GOAL :: Any picture among the records should be left out, please; retype the rest exactly.

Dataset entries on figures
::::
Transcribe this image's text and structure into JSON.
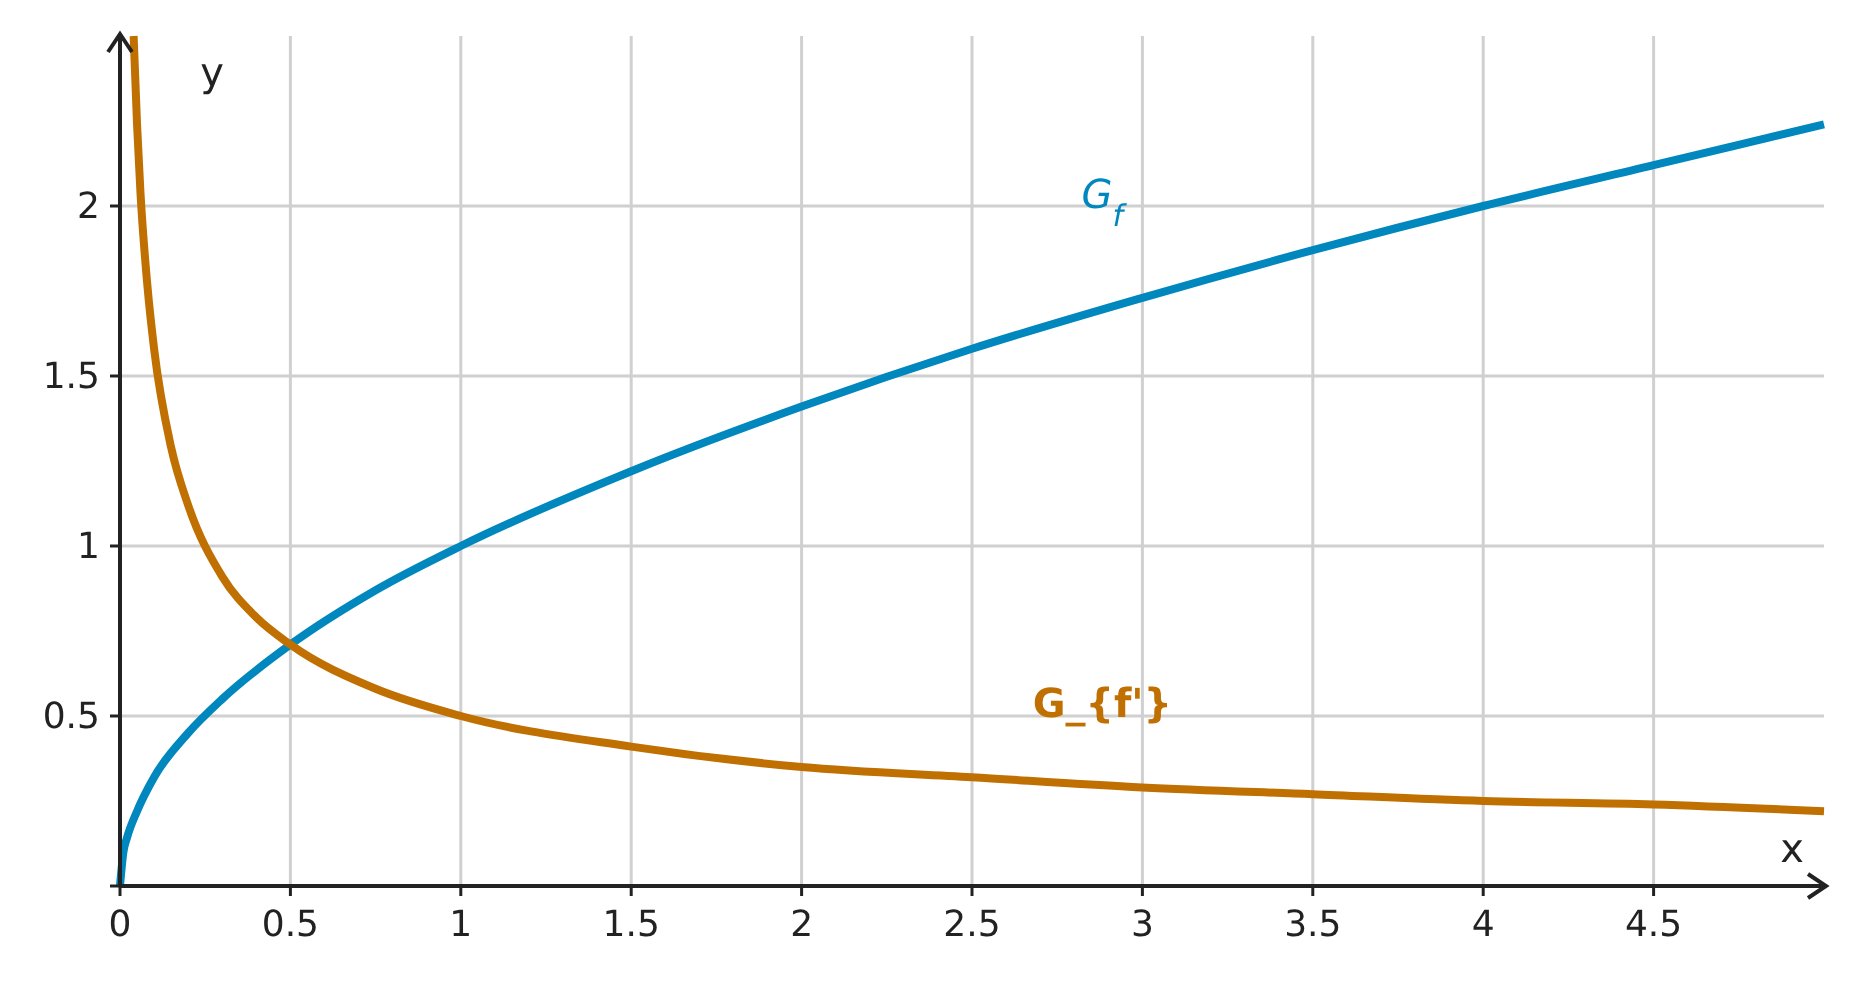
{
  "chart_data": {
    "type": "line",
    "xlabel": "x",
    "ylabel": "y",
    "xlim": [
      0,
      5
    ],
    "ylim": [
      0,
      2.5
    ],
    "xticks": [
      0,
      0.5,
      1,
      1.5,
      2,
      2.5,
      3,
      3.5,
      4,
      4.5
    ],
    "yticks": [
      {
        "value": 0,
        "label": null
      },
      0.5,
      1,
      1.5,
      2
    ],
    "grid": true,
    "marker": "none",
    "line_style": "solid",
    "series": [
      {
        "name": "G$_{f}$",
        "color": "#0087bd",
        "x": [
          0,
          0.01,
          0.02,
          0.05,
          0.1,
          0.2,
          0.3,
          0.5,
          0.75,
          1,
          1.5,
          2,
          2.5,
          3,
          3.5,
          4,
          4.5,
          5
        ],
        "values": [
          0,
          0.1,
          0.14,
          0.22,
          0.32,
          0.45,
          0.55,
          0.71,
          0.87,
          1,
          1.22,
          1.41,
          1.58,
          1.73,
          1.87,
          2,
          2.12,
          2.24
        ]
      },
      {
        "name": "G_{f'}",
        "color": "#c07000",
        "x": [
          0.04,
          0.05,
          0.06,
          0.08,
          0.1,
          0.15,
          0.2,
          0.3,
          0.4,
          0.5,
          0.75,
          1,
          1.5,
          2,
          2.5,
          3,
          3.5,
          4,
          4.5,
          5
        ],
        "values": [
          2.5,
          2.24,
          2.04,
          1.77,
          1.58,
          1.29,
          1.12,
          0.91,
          0.79,
          0.71,
          0.58,
          0.5,
          0.41,
          0.35,
          0.32,
          0.29,
          0.27,
          0.25,
          0.24,
          0.22
        ]
      }
    ]
  }
}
::::
WRITTEN ANSWER ::
Transcribe this image's text and structure into JSON.
{
  "chart_data": {
    "type": "line",
    "xlabel": "x",
    "ylabel": "y",
    "xlim": [
      0,
      5
    ],
    "ylim": [
      0,
      2.5
    ],
    "xticks": [
      0,
      0.5,
      1,
      1.5,
      2,
      2.5,
      3,
      3.5,
      4,
      4.5
    ],
    "yticks": [
      {
        "value": 0,
        "label": null
      },
      0.5,
      1,
      1.5,
      2
    ],
    "grid": true,
    "marker": "none",
    "line_style": "solid",
    "series": [
      {
        "name": "G$_{f}$",
        "color": "#0087bd",
        "x": [
          0,
          0.01,
          0.02,
          0.05,
          0.1,
          0.2,
          0.3,
          0.5,
          0.75,
          1,
          1.5,
          2,
          2.5,
          3,
          3.5,
          4,
          4.5,
          5
        ],
        "values": [
          0,
          0.1,
          0.14,
          0.22,
          0.32,
          0.45,
          0.55,
          0.71,
          0.87,
          1,
          1.22,
          1.41,
          1.58,
          1.73,
          1.87,
          2,
          2.12,
          2.24
        ]
      },
      {
        "name": "G_{f'}",
        "color": "#c07000",
        "x": [
          0.04,
          0.05,
          0.06,
          0.08,
          0.1,
          0.15,
          0.2,
          0.3,
          0.4,
          0.5,
          0.75,
          1,
          1.5,
          2,
          2.5,
          3,
          3.5,
          4,
          4.5,
          5
        ],
        "values": [
          2.5,
          2.24,
          2.04,
          1.77,
          1.58,
          1.29,
          1.12,
          0.91,
          0.79,
          0.71,
          0.58,
          0.5,
          0.41,
          0.35,
          0.32,
          0.29,
          0.27,
          0.25,
          0.24,
          0.22
        ]
      }
    ]
  }
}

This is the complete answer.